- **STORED RECORDS**
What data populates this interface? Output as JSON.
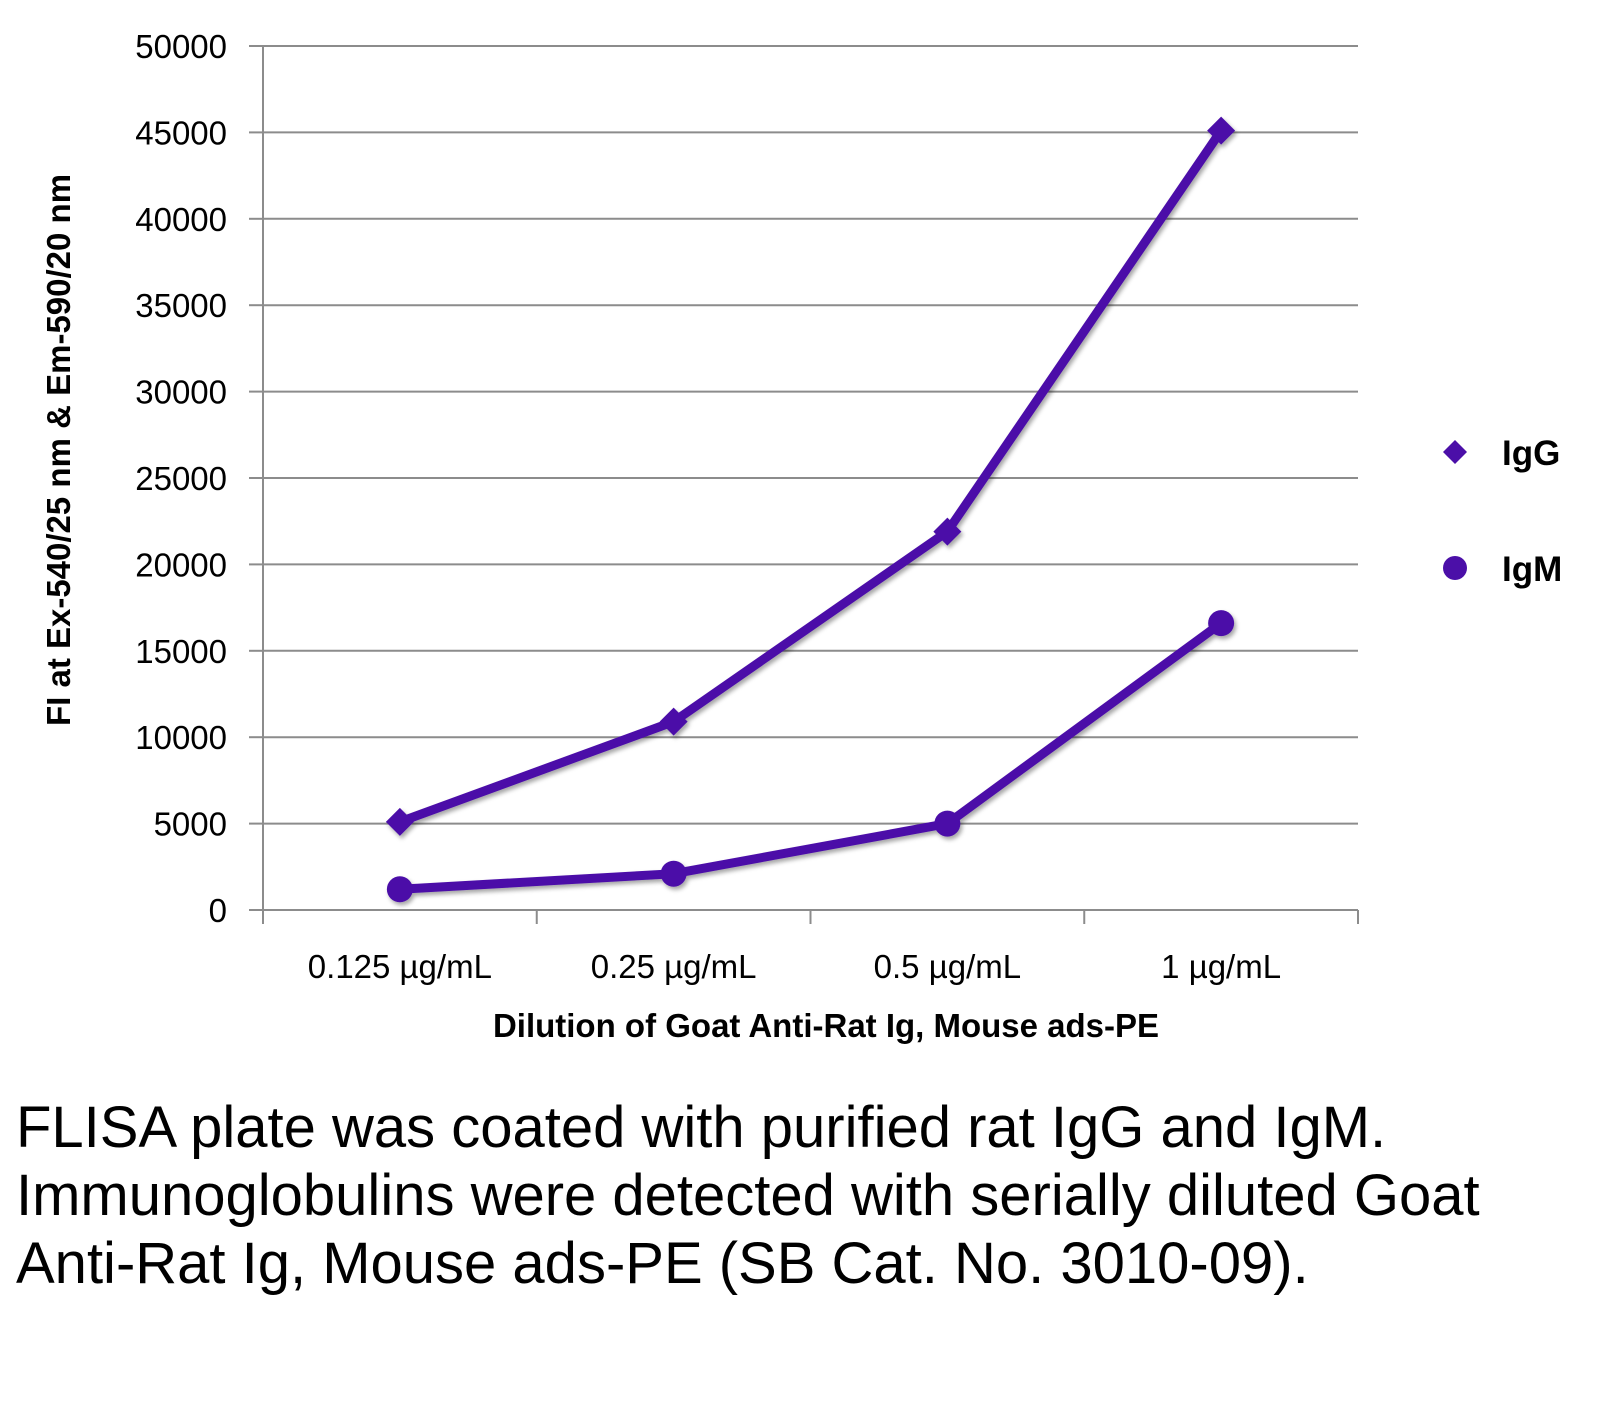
{
  "chart_data": {
    "type": "line",
    "title": "",
    "xlabel": "Dilution of Goat Anti-Rat Ig, Mouse ads-PE",
    "ylabel": "FI at Ex-540/25 nm & Em-590/20 nm",
    "categories": [
      "0.125 µg/mL",
      "0.25 µg/mL",
      "0.5 µg/mL",
      "1 µg/mL"
    ],
    "ylim": [
      0,
      50000
    ],
    "yticks": [
      0,
      5000,
      10000,
      15000,
      20000,
      25000,
      30000,
      35000,
      40000,
      45000,
      50000
    ],
    "grid": true,
    "legend_position": "right",
    "series": [
      {
        "name": "IgG",
        "marker": "diamond",
        "color": "#4B0FA8",
        "values": [
          5100,
          10900,
          21900,
          45100
        ]
      },
      {
        "name": "IgM",
        "marker": "circle",
        "color": "#4B0FA8",
        "values": [
          1200,
          2100,
          5000,
          16600
        ]
      }
    ]
  },
  "caption": "FLISA plate was coated with purified rat IgG and IgM.  Immunoglobulins were detected with serially diluted Goat Anti-Rat Ig, Mouse ads-PE (SB Cat. No. 3010-09)."
}
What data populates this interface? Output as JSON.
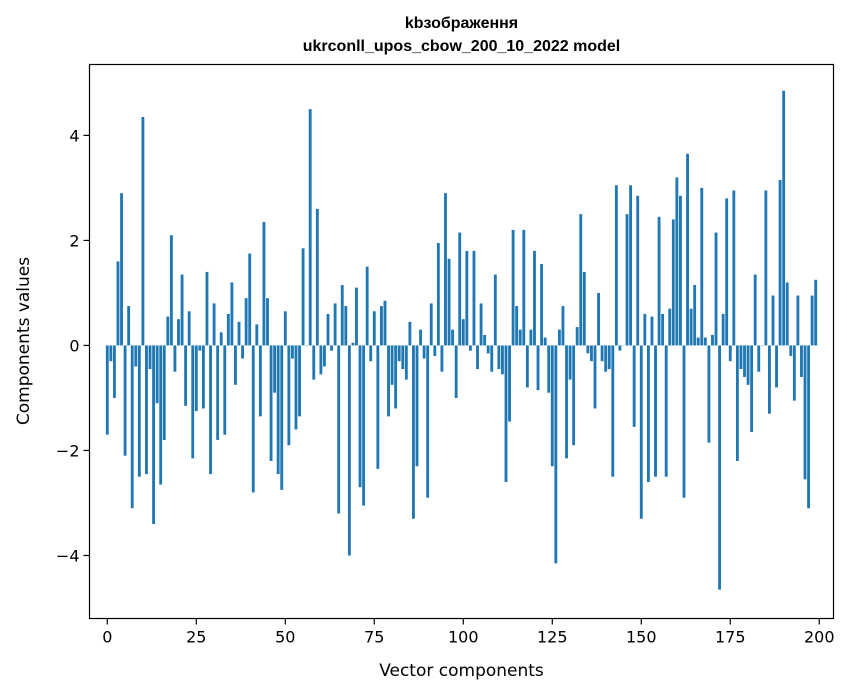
{
  "chart_data": {
    "type": "bar",
    "title": "kbзображення",
    "subtitle": "ukrconll_upos_cbow_200_10_2022 model",
    "xlabel": "Vector components",
    "ylabel": "Components values",
    "xlim": [
      -5,
      204
    ],
    "ylim": [
      -5.2,
      5.35
    ],
    "xticks": [
      0,
      25,
      50,
      75,
      100,
      125,
      150,
      175,
      200
    ],
    "xtick_labels": [
      "0",
      "25",
      "50",
      "75",
      "100",
      "125",
      "150",
      "175",
      "200"
    ],
    "yticks": [
      -4,
      -2,
      0,
      2,
      4
    ],
    "ytick_labels": [
      "−4",
      "−2",
      "0",
      "2",
      "4"
    ],
    "grid": false,
    "bar_color": "#1f77b4",
    "x": [
      0,
      1,
      2,
      3,
      4,
      5,
      6,
      7,
      8,
      9,
      10,
      11,
      12,
      13,
      14,
      15,
      16,
      17,
      18,
      19,
      20,
      21,
      22,
      23,
      24,
      25,
      26,
      27,
      28,
      29,
      30,
      31,
      32,
      33,
      34,
      35,
      36,
      37,
      38,
      39,
      40,
      41,
      42,
      43,
      44,
      45,
      46,
      47,
      48,
      49,
      50,
      51,
      52,
      53,
      54,
      55,
      56,
      57,
      58,
      59,
      60,
      61,
      62,
      63,
      64,
      65,
      66,
      67,
      68,
      69,
      70,
      71,
      72,
      73,
      74,
      75,
      76,
      77,
      78,
      79,
      80,
      81,
      82,
      83,
      84,
      85,
      86,
      87,
      88,
      89,
      90,
      91,
      92,
      93,
      94,
      95,
      96,
      97,
      98,
      99,
      100,
      101,
      102,
      103,
      104,
      105,
      106,
      107,
      108,
      109,
      110,
      111,
      112,
      113,
      114,
      115,
      116,
      117,
      118,
      119,
      120,
      121,
      122,
      123,
      124,
      125,
      126,
      127,
      128,
      129,
      130,
      131,
      132,
      133,
      134,
      135,
      136,
      137,
      138,
      139,
      140,
      141,
      142,
      143,
      144,
      145,
      146,
      147,
      148,
      149,
      150,
      151,
      152,
      153,
      154,
      155,
      156,
      157,
      158,
      159,
      160,
      161,
      162,
      163,
      164,
      165,
      166,
      167,
      168,
      169,
      170,
      171,
      172,
      173,
      174,
      175,
      176,
      177,
      178,
      179,
      180,
      181,
      182,
      183,
      184,
      185,
      186,
      187,
      188,
      189,
      190,
      191,
      192,
      193,
      194,
      195,
      196,
      197,
      198,
      199
    ],
    "values": [
      -1.7,
      -0.3,
      -1.0,
      1.6,
      2.9,
      -2.1,
      0.75,
      -3.1,
      -0.4,
      -2.5,
      4.35,
      -2.45,
      -0.45,
      -3.4,
      -1.1,
      -2.65,
      -1.8,
      0.55,
      2.1,
      -0.5,
      0.5,
      1.35,
      -1.15,
      0.65,
      -2.15,
      -1.25,
      -0.1,
      -1.2,
      1.4,
      -2.45,
      0.8,
      -1.8,
      0.25,
      -1.7,
      0.6,
      1.2,
      -0.75,
      0.45,
      -0.25,
      0.9,
      1.75,
      -2.8,
      0.4,
      -1.35,
      2.35,
      0.9,
      -2.2,
      -0.9,
      -2.45,
      -2.75,
      0.65,
      -1.9,
      -0.25,
      -1.6,
      -1.35,
      1.85,
      0.0,
      4.5,
      -0.65,
      2.6,
      -0.55,
      -0.4,
      0.6,
      -0.1,
      0.8,
      -3.2,
      1.15,
      0.75,
      -4.0,
      0.05,
      1.1,
      -2.7,
      -3.05,
      1.5,
      -0.3,
      0.65,
      -2.35,
      0.75,
      0.85,
      -1.35,
      -0.75,
      -1.2,
      -0.3,
      -0.45,
      -0.65,
      0.45,
      -3.3,
      -2.3,
      0.3,
      -0.25,
      -2.9,
      0.8,
      -0.2,
      1.95,
      -0.5,
      2.9,
      1.65,
      0.3,
      -1.0,
      2.15,
      0.5,
      1.8,
      -0.1,
      1.8,
      -0.45,
      0.8,
      0.2,
      -0.15,
      -0.5,
      1.35,
      -0.45,
      -0.55,
      -2.6,
      -1.45,
      2.2,
      0.75,
      0.3,
      2.2,
      -0.8,
      0.3,
      1.8,
      -0.85,
      1.55,
      0.15,
      -0.9,
      -2.3,
      -4.15,
      0.3,
      0.75,
      -2.15,
      -0.65,
      -1.9,
      0.35,
      2.5,
      1.4,
      -0.15,
      -0.3,
      -1.2,
      1.0,
      -0.3,
      -0.5,
      -0.45,
      -2.5,
      3.05,
      -0.1,
      0.0,
      2.5,
      3.05,
      -1.55,
      2.85,
      -3.3,
      0.6,
      -2.6,
      0.55,
      -2.5,
      2.45,
      0.6,
      -2.5,
      0.7,
      2.4,
      3.2,
      2.85,
      -2.9,
      3.65,
      0.7,
      1.15,
      0.15,
      3.0,
      0.15,
      -1.85,
      0.2,
      2.15,
      -4.65,
      0.6,
      2.8,
      -0.3,
      2.95,
      -2.2,
      -0.45,
      -0.6,
      -0.75,
      -1.65,
      1.35,
      -0.5,
      0.0,
      2.95,
      -1.3,
      0.95,
      -0.8,
      3.15,
      4.85,
      1.2,
      -0.2,
      -1.05,
      0.95,
      -0.6,
      -2.55,
      -3.1,
      0.95,
      1.25
    ]
  }
}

- **WORK REQUIRED**
Copy the entries exactly. Leave out the images.

- **SOLUTION TO THIS EXERCISE**
What data populates this interface? Output as JSON.
{
  "chart_data": {
    "type": "line",
    "title": "",
    "xlabel": "Dilution of Goat Anti-Rat Ig, Mouse ads-PE",
    "ylabel": "FI at Ex-540/25 nm & Em-590/20 nm",
    "categories": [
      "0.125 µg/mL",
      "0.25 µg/mL",
      "0.5 µg/mL",
      "1 µg/mL"
    ],
    "ylim": [
      0,
      50000
    ],
    "yticks": [
      0,
      5000,
      10000,
      15000,
      20000,
      25000,
      30000,
      35000,
      40000,
      45000,
      50000
    ],
    "grid": true,
    "legend_position": "right",
    "series": [
      {
        "name": "IgG",
        "marker": "diamond",
        "color": "#4B0FA8",
        "values": [
          5100,
          10900,
          21900,
          45100
        ]
      },
      {
        "name": "IgM",
        "marker": "circle",
        "color": "#4B0FA8",
        "values": [
          1200,
          2100,
          5000,
          16600
        ]
      }
    ]
  },
  "caption": "FLISA plate was coated with purified rat IgG and IgM.  Immunoglobulins were detected with serially diluted Goat Anti-Rat Ig, Mouse ads-PE (SB Cat. No. 3010-09)."
}
What data populates this interface? Output as JSON.
{
  "chart_data": {
    "type": "bar",
    "title": "kbзображення",
    "subtitle": "ukrconll_upos_cbow_200_10_2022 model",
    "xlabel": "Vector components",
    "ylabel": "Components values",
    "xlim": [
      -5,
      204
    ],
    "ylim": [
      -5.2,
      5.35
    ],
    "xticks": [
      0,
      25,
      50,
      75,
      100,
      125,
      150,
      175,
      200
    ],
    "xtick_labels": [
      "0",
      "25",
      "50",
      "75",
      "100",
      "125",
      "150",
      "175",
      "200"
    ],
    "yticks": [
      -4,
      -2,
      0,
      2,
      4
    ],
    "ytick_labels": [
      "−4",
      "−2",
      "0",
      "2",
      "4"
    ],
    "grid": false,
    "bar_color": "#1f77b4",
    "x": [
      0,
      1,
      2,
      3,
      4,
      5,
      6,
      7,
      8,
      9,
      10,
      11,
      12,
      13,
      14,
      15,
      16,
      17,
      18,
      19,
      20,
      21,
      22,
      23,
      24,
      25,
      26,
      27,
      28,
      29,
      30,
      31,
      32,
      33,
      34,
      35,
      36,
      37,
      38,
      39,
      40,
      41,
      42,
      43,
      44,
      45,
      46,
      47,
      48,
      49,
      50,
      51,
      52,
      53,
      54,
      55,
      56,
      57,
      58,
      59,
      60,
      61,
      62,
      63,
      64,
      65,
      66,
      67,
      68,
      69,
      70,
      71,
      72,
      73,
      74,
      75,
      76,
      77,
      78,
      79,
      80,
      81,
      82,
      83,
      84,
      85,
      86,
      87,
      88,
      89,
      90,
      91,
      92,
      93,
      94,
      95,
      96,
      97,
      98,
      99,
      100,
      101,
      102,
      103,
      104,
      105,
      106,
      107,
      108,
      109,
      110,
      111,
      112,
      113,
      114,
      115,
      116,
      117,
      118,
      119,
      120,
      121,
      122,
      123,
      124,
      125,
      126,
      127,
      128,
      129,
      130,
      131,
      132,
      133,
      134,
      135,
      136,
      137,
      138,
      139,
      140,
      141,
      142,
      143,
      144,
      145,
      146,
      147,
      148,
      149,
      150,
      151,
      152,
      153,
      154,
      155,
      156,
      157,
      158,
      159,
      160,
      161,
      162,
      163,
      164,
      165,
      166,
      167,
      168,
      169,
      170,
      171,
      172,
      173,
      174,
      175,
      176,
      177,
      178,
      179,
      180,
      181,
      182,
      183,
      184,
      185,
      186,
      187,
      188,
      189,
      190,
      191,
      192,
      193,
      194,
      195,
      196,
      197,
      198,
      199
    ],
    "values": [
      -1.7,
      -0.3,
      -1.0,
      1.6,
      2.9,
      -2.1,
      0.75,
      -3.1,
      -0.4,
      -2.5,
      4.35,
      -2.45,
      -0.45,
      -3.4,
      -1.1,
      -2.65,
      -1.8,
      0.55,
      2.1,
      -0.5,
      0.5,
      1.35,
      -1.15,
      0.65,
      -2.15,
      -1.25,
      -0.1,
      -1.2,
      1.4,
      -2.45,
      0.8,
      -1.8,
      0.25,
      -1.7,
      0.6,
      1.2,
      -0.75,
      0.45,
      -0.25,
      0.9,
      1.75,
      -2.8,
      0.4,
      -1.35,
      2.35,
      0.9,
      -2.2,
      -0.9,
      -2.45,
      -2.75,
      0.65,
      -1.9,
      -0.25,
      -1.6,
      -1.35,
      1.85,
      0.0,
      4.5,
      -0.65,
      2.6,
      -0.55,
      -0.4,
      0.6,
      -0.1,
      0.8,
      -3.2,
      1.15,
      0.75,
      -4.0,
      0.05,
      1.1,
      -2.7,
      -3.05,
      1.5,
      -0.3,
      0.65,
      -2.35,
      0.75,
      0.85,
      -1.35,
      -0.75,
      -1.2,
      -0.3,
      -0.45,
      -0.65,
      0.45,
      -3.3,
      -2.3,
      0.3,
      -0.25,
      -2.9,
      0.8,
      -0.2,
      1.95,
      -0.5,
      2.9,
      1.65,
      0.3,
      -1.0,
      2.15,
      0.5,
      1.8,
      -0.1,
      1.8,
      -0.45,
      0.8,
      0.2,
      -0.15,
      -0.5,
      1.35,
      -0.45,
      -0.55,
      -2.6,
      -1.45,
      2.2,
      0.75,
      0.3,
      2.2,
      -0.8,
      0.3,
      1.8,
      -0.85,
      1.55,
      0.15,
      -0.9,
      -2.3,
      -4.15,
      0.3,
      0.75,
      -2.15,
      -0.65,
      -1.9,
      0.35,
      2.5,
      1.4,
      -0.15,
      -0.3,
      -1.2,
      1.0,
      -0.3,
      -0.5,
      -0.45,
      -2.5,
      3.05,
      -0.1,
      0.0,
      2.5,
      3.05,
      -1.55,
      2.85,
      -3.3,
      0.6,
      -2.6,
      0.55,
      -2.5,
      2.45,
      0.6,
      -2.5,
      0.7,
      2.4,
      3.2,
      2.85,
      -2.9,
      3.65,
      0.7,
      1.15,
      0.15,
      3.0,
      0.15,
      -1.85,
      0.2,
      2.15,
      -4.65,
      0.6,
      2.8,
      -0.3,
      2.95,
      -2.2,
      -0.45,
      -0.6,
      -0.75,
      -1.65,
      1.35,
      -0.5,
      0.0,
      2.95,
      -1.3,
      0.95,
      -0.8,
      3.15,
      4.85,
      1.2,
      -0.2,
      -1.05,
      0.95,
      -0.6,
      -2.55,
      -3.1,
      0.95,
      1.25
    ]
  }
}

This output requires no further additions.